Which lines have the string "Aston"? Copy all of them from the entries below.

+---+

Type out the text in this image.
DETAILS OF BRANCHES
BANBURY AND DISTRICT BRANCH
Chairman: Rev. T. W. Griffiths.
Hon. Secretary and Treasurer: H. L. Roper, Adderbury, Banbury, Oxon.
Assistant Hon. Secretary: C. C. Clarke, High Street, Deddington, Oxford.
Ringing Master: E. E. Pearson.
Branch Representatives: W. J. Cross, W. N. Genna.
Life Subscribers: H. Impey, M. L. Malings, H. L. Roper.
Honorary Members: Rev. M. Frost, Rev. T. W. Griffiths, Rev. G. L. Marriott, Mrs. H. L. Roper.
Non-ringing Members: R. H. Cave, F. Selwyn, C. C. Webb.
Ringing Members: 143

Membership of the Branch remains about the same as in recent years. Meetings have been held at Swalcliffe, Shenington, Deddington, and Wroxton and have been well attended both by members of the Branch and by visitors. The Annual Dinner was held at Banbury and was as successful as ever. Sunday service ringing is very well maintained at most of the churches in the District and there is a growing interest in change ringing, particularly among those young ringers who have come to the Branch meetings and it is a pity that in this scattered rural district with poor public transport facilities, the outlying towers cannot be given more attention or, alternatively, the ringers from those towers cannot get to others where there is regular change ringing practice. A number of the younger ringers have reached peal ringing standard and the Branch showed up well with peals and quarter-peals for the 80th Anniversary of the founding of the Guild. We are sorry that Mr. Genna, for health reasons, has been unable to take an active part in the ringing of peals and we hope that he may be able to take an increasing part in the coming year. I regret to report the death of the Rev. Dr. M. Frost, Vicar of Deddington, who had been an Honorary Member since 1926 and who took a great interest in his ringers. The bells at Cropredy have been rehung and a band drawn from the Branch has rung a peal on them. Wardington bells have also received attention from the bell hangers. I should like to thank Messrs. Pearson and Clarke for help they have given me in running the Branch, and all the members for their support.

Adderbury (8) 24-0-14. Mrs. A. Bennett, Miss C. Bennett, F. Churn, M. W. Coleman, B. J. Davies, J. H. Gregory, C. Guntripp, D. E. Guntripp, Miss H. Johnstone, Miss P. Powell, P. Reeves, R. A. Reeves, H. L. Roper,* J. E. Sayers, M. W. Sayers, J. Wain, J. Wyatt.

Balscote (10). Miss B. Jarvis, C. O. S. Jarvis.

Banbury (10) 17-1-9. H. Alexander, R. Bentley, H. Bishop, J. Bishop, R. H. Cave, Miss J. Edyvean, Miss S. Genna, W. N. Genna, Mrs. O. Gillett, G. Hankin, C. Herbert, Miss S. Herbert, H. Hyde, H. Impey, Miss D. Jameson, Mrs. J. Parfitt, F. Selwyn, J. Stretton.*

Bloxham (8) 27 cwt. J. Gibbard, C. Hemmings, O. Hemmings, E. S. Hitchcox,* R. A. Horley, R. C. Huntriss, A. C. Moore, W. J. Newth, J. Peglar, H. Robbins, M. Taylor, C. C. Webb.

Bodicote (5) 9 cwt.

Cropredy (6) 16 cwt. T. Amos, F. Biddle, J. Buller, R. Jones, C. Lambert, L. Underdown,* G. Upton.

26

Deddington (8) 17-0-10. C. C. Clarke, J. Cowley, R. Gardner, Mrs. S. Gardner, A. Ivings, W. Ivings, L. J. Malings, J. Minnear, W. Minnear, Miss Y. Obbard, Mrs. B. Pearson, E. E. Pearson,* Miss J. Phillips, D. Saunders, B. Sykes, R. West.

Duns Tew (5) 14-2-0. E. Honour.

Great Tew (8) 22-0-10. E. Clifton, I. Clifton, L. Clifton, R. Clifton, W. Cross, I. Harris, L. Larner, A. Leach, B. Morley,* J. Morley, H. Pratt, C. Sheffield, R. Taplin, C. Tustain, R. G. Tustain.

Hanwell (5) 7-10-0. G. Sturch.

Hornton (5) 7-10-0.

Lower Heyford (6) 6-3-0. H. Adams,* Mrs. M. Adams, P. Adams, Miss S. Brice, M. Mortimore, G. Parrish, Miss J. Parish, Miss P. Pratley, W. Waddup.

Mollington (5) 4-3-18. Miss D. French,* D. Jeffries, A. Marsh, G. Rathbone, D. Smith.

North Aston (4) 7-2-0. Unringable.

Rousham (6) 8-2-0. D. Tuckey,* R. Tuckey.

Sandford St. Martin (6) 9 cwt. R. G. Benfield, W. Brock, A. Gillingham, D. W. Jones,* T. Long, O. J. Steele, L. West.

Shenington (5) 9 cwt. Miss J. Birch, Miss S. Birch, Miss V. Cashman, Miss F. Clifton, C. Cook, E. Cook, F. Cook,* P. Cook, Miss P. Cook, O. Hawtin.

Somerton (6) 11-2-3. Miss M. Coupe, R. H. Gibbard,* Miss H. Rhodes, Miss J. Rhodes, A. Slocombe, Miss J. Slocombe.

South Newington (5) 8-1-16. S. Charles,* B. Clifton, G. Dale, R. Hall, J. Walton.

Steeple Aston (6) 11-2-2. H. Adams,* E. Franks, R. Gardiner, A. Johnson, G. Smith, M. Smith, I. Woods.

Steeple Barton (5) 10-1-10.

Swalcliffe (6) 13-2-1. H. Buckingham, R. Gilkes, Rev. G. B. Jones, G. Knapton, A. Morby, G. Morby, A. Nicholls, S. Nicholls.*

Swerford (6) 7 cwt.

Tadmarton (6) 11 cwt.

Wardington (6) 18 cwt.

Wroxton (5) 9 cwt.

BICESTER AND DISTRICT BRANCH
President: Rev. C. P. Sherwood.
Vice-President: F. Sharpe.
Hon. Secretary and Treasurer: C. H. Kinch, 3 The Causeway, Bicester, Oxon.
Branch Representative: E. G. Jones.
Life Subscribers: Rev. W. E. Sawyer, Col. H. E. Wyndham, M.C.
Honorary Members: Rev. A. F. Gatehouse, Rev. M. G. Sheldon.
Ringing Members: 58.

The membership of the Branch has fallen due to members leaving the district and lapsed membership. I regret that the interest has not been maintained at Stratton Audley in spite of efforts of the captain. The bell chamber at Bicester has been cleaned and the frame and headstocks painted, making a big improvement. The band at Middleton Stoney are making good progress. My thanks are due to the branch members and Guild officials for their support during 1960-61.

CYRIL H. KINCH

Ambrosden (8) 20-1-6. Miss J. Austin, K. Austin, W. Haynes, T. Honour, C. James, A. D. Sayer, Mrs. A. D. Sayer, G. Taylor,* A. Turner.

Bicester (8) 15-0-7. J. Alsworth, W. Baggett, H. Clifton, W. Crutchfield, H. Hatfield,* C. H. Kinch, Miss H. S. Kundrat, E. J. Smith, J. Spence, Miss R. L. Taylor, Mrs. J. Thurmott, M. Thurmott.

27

+---+

Exercise response —
North Aston (4) 7-2-0. Unringable.
Steeple Aston (6) 11-2-2. H. Adams,* E. Franks, R. Gardiner, A. Johnson, G. Smith, M. Smith, I. Woods.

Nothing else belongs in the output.